# [PROBLEM TO WORK ON]
Spot each line that carries the word "object"; copy those lines.

[Start ENTRIES SUPPLIED]

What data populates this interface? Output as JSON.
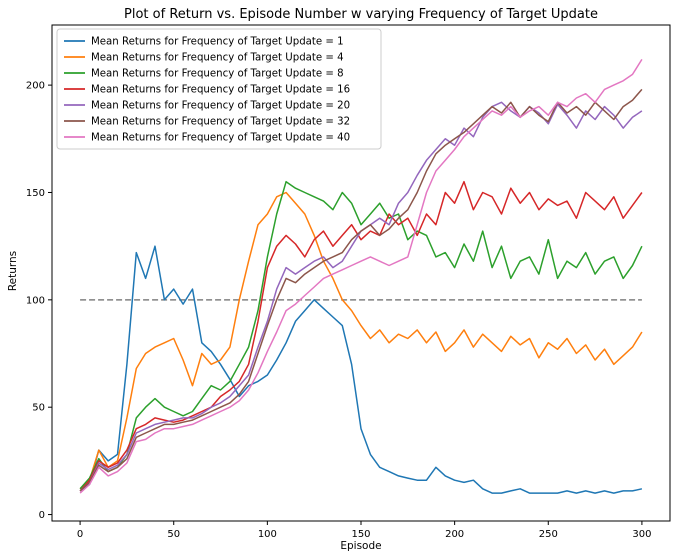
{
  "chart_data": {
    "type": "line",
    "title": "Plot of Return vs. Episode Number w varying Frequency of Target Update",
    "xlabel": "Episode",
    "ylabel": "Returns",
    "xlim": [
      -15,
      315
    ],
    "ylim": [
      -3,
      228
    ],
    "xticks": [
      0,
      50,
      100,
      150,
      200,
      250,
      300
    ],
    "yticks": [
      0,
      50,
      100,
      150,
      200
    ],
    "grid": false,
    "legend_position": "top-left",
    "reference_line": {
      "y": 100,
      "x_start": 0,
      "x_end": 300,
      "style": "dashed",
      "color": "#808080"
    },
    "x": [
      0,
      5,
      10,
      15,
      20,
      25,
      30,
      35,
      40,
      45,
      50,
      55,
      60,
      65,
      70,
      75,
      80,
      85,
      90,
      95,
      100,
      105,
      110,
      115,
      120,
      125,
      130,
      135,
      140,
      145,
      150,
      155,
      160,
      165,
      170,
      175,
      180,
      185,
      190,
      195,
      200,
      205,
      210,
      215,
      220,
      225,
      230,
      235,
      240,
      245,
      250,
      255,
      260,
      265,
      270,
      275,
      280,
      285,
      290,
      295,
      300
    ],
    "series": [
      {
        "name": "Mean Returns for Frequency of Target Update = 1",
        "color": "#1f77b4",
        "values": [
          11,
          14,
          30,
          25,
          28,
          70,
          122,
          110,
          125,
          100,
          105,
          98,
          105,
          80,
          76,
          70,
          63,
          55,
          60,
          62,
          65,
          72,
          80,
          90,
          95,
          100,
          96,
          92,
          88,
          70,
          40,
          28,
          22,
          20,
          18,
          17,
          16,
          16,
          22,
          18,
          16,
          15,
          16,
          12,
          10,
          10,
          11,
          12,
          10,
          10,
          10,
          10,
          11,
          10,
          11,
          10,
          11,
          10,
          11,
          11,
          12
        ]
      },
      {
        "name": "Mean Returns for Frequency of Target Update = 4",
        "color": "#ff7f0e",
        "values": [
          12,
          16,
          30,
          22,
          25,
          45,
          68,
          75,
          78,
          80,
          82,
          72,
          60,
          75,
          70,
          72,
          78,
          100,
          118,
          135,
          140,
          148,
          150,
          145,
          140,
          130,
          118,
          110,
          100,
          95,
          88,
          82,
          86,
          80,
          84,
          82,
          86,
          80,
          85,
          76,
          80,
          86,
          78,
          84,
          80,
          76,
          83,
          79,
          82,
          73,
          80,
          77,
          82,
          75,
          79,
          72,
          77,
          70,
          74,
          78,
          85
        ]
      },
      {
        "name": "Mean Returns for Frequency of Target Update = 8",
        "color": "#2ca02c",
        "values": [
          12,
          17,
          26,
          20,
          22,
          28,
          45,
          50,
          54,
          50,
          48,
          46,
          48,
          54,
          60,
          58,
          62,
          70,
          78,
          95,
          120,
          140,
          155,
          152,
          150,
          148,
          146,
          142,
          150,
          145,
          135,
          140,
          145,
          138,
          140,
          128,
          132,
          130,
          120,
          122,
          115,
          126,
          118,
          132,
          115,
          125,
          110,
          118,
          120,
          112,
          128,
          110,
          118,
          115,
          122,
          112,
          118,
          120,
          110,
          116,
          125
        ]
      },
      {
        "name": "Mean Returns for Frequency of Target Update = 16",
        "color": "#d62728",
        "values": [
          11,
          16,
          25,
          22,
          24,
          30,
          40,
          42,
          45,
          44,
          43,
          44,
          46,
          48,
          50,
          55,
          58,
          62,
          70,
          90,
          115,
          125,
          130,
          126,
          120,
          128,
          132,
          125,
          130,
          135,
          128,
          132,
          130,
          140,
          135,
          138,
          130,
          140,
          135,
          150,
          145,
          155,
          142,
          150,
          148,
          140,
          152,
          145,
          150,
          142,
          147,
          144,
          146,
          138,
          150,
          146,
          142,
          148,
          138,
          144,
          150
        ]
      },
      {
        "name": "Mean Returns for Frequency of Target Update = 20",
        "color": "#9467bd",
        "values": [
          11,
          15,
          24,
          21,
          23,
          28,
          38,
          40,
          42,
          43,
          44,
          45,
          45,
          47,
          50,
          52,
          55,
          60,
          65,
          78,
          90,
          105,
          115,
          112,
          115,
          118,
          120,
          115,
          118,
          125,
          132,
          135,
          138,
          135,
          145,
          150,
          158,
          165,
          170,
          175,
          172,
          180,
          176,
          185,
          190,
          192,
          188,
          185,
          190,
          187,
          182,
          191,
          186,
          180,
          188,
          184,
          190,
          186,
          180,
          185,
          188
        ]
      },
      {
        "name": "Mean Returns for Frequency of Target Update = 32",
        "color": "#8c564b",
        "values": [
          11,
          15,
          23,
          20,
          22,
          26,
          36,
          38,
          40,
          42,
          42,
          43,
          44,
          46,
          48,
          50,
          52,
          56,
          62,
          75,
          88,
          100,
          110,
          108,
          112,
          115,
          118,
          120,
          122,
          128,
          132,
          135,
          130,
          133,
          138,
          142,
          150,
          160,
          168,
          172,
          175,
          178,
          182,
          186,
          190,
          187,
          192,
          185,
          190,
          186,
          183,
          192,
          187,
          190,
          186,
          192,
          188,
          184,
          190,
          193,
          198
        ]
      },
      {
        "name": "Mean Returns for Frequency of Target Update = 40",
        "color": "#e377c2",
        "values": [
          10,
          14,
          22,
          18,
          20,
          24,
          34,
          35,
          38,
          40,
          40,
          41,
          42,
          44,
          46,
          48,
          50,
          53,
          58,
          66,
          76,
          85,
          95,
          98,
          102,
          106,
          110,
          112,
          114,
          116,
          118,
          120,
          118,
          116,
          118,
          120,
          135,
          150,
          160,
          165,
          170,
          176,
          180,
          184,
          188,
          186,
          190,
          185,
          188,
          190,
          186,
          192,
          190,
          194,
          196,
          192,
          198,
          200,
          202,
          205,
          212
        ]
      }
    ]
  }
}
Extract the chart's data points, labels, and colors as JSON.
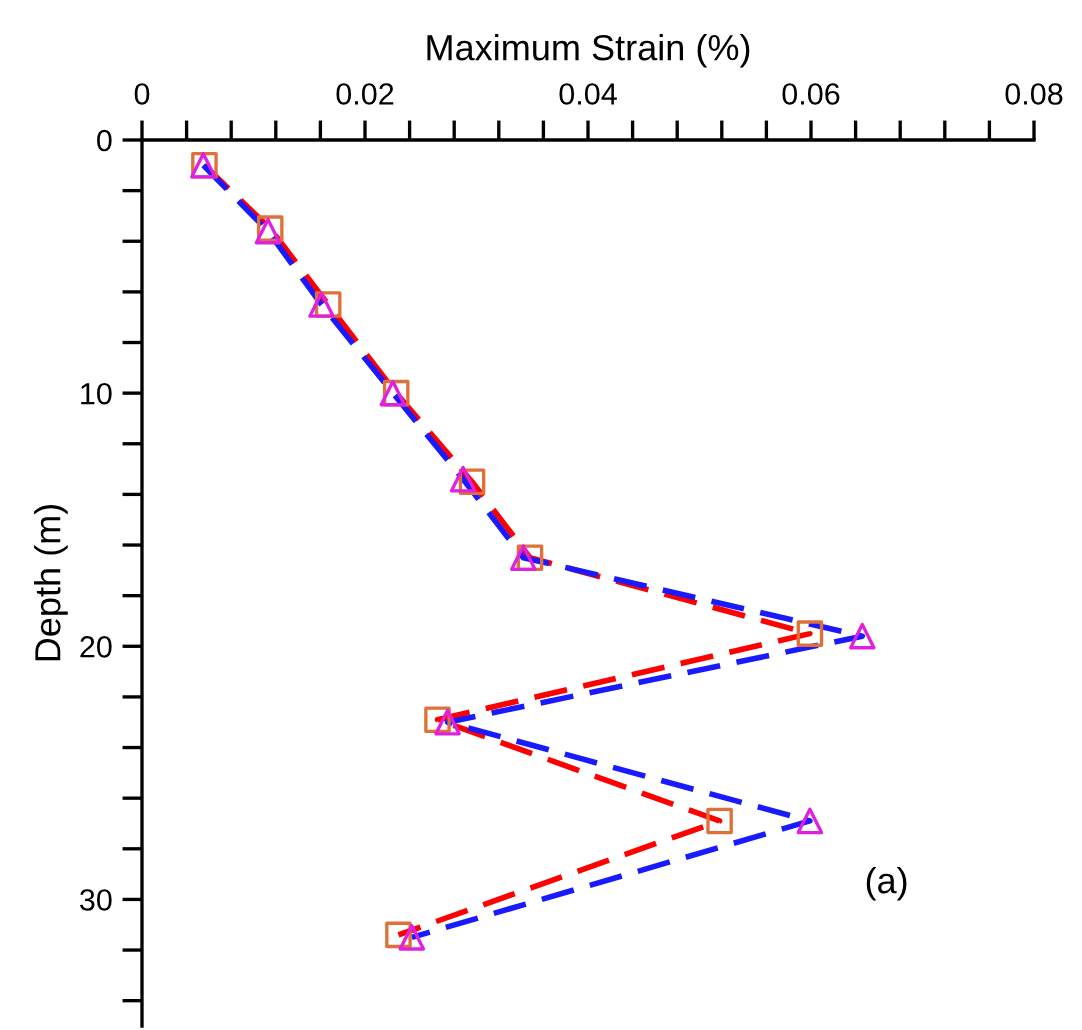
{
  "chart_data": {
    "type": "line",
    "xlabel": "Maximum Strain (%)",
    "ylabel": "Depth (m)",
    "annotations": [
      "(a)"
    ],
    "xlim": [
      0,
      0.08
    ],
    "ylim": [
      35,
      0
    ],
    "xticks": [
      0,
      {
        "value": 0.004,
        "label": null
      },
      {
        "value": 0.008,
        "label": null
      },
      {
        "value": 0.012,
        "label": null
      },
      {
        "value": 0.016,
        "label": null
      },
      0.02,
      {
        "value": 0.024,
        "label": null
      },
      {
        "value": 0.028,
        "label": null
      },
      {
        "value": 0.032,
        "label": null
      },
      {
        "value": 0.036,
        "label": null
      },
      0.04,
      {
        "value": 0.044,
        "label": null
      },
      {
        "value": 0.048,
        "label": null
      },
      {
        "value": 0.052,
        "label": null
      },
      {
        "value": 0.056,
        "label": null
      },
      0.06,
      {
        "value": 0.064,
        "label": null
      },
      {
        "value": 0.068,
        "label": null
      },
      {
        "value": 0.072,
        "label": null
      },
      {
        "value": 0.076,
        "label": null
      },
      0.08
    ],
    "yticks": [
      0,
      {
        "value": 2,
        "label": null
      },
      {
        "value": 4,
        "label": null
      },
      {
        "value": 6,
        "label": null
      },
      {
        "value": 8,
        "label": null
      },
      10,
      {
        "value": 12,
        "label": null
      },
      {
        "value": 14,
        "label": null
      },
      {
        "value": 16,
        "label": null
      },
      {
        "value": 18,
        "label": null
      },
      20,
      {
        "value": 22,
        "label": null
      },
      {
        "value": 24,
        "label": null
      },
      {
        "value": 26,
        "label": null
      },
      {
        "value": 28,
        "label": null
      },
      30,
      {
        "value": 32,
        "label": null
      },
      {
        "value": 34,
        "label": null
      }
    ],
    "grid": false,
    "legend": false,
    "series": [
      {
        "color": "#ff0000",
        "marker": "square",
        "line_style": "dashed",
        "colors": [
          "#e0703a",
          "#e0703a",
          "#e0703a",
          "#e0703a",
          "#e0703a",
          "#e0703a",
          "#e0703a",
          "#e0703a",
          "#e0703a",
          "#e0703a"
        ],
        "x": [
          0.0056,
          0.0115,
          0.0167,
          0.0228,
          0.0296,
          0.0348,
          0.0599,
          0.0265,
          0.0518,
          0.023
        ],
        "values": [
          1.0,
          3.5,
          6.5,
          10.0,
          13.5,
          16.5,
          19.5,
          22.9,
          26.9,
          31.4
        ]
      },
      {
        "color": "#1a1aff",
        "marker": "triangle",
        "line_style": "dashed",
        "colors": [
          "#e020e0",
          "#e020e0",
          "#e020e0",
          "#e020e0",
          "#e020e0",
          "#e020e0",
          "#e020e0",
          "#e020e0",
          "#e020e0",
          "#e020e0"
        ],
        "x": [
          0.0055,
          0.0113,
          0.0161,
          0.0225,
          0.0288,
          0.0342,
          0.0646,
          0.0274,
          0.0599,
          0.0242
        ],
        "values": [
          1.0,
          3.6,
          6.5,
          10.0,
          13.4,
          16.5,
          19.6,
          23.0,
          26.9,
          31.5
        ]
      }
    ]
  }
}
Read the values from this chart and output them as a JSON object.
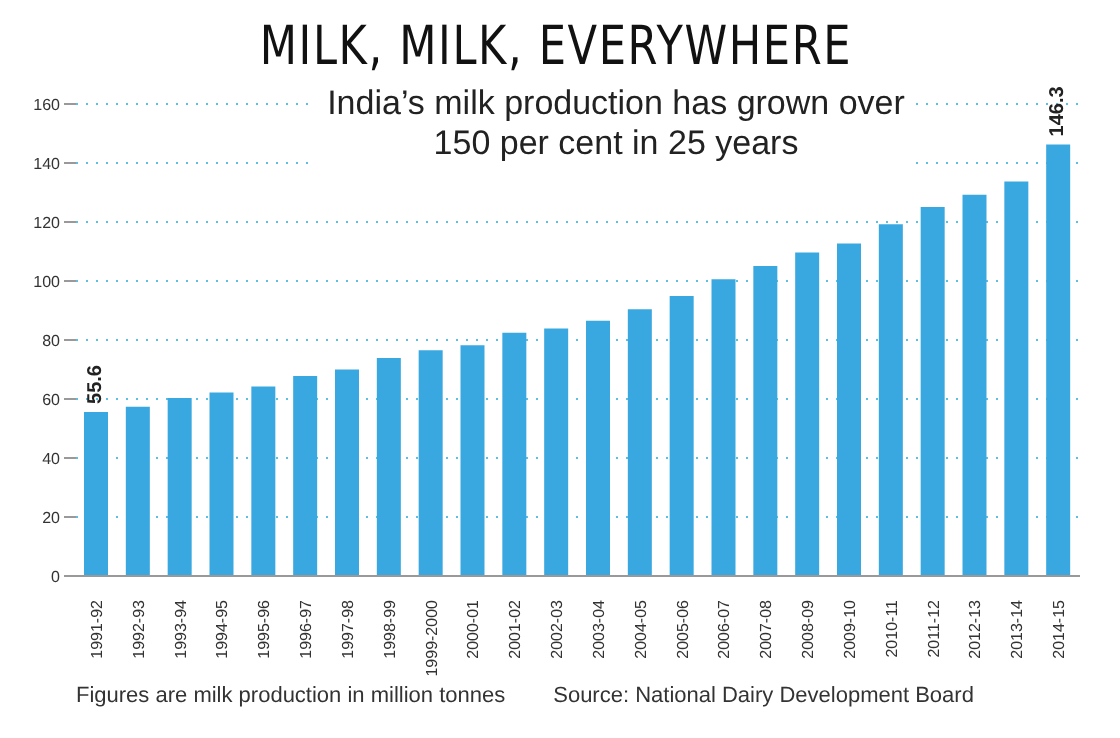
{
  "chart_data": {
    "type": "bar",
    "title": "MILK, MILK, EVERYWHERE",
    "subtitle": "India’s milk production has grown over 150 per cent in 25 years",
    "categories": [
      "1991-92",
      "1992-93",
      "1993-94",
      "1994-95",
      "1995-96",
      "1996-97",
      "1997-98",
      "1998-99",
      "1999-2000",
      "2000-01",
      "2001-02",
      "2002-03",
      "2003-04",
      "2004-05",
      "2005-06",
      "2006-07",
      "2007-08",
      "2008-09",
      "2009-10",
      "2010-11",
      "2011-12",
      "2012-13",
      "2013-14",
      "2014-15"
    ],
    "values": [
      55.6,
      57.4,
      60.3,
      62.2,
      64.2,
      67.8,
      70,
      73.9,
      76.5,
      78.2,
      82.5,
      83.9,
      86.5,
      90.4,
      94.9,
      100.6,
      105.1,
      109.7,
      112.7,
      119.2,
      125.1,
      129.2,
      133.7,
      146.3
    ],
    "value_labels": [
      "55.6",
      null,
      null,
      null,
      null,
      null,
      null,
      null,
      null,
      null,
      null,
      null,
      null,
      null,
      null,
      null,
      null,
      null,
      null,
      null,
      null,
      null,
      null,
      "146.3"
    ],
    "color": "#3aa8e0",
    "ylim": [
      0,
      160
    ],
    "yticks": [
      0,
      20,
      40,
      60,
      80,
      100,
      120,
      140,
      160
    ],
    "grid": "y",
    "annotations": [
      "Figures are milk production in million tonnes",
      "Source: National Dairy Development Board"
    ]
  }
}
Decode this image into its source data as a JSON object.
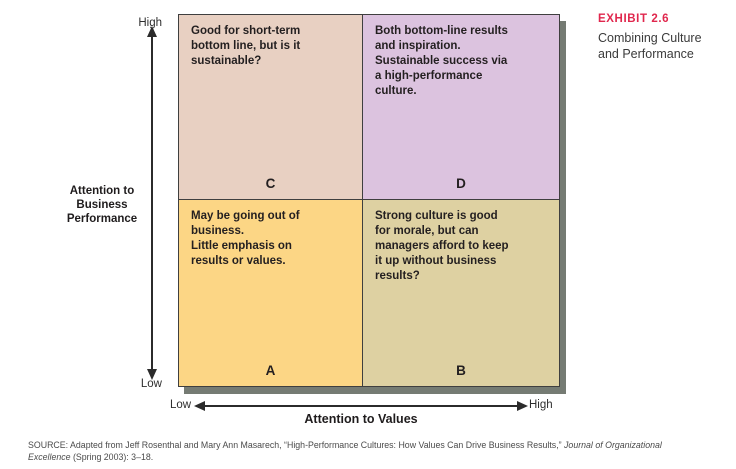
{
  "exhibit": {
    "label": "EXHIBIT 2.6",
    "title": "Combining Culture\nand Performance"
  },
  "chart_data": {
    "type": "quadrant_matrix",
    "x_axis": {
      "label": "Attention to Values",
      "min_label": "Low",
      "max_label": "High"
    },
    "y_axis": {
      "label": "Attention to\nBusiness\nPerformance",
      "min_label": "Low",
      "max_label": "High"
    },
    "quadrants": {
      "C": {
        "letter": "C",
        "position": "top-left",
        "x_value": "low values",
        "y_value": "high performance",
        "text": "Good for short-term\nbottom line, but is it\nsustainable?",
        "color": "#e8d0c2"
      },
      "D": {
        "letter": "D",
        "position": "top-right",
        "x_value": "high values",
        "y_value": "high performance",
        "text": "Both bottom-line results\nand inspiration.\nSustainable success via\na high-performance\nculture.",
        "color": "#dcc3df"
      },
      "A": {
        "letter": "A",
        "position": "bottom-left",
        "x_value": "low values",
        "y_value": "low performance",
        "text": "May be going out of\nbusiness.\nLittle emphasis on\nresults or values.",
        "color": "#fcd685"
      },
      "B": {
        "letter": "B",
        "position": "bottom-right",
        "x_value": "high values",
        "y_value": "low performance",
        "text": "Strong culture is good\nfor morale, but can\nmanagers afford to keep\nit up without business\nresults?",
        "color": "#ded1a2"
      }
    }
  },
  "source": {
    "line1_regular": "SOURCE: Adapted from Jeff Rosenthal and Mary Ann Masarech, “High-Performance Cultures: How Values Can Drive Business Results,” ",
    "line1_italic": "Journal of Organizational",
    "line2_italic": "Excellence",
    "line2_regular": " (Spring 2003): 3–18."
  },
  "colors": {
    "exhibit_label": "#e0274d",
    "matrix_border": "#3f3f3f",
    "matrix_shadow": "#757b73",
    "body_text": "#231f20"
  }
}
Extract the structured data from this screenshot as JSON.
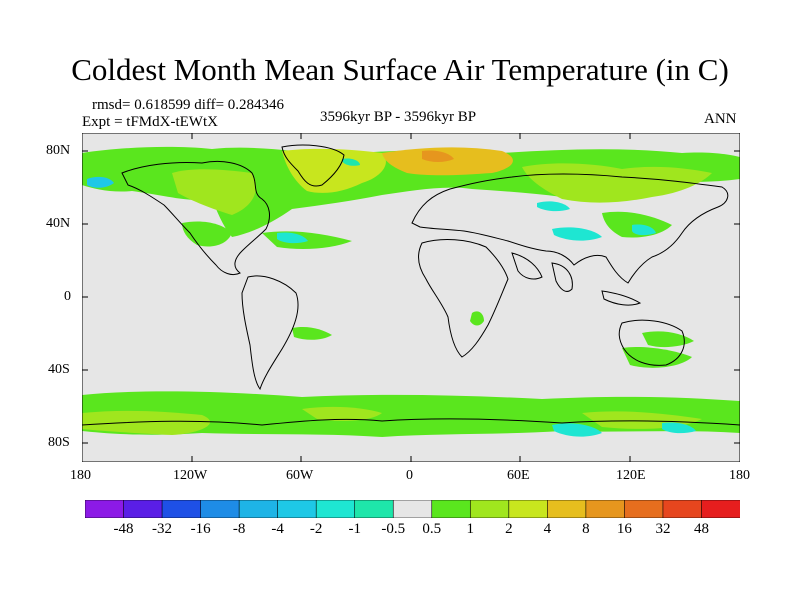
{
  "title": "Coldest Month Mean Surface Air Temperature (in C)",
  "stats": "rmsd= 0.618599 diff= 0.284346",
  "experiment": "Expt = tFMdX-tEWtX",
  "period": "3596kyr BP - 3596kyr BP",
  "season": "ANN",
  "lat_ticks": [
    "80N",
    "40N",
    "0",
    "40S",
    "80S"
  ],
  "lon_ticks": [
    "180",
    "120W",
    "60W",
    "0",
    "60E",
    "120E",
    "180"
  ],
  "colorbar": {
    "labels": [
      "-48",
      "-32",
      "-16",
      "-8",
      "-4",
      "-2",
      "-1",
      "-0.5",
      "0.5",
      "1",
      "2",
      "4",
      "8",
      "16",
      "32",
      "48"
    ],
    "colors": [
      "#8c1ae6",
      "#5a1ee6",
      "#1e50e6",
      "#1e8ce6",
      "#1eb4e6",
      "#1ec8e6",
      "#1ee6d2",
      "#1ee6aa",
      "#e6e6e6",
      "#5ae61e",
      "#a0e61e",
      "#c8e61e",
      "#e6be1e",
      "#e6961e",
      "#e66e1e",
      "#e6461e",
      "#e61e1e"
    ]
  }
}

[End ENTRIES SUPPLIED]

# [PROBLEM SOLUTION]
Read the values from this chart and output them as a JSON object.
Decode this image into its source data as a JSON object.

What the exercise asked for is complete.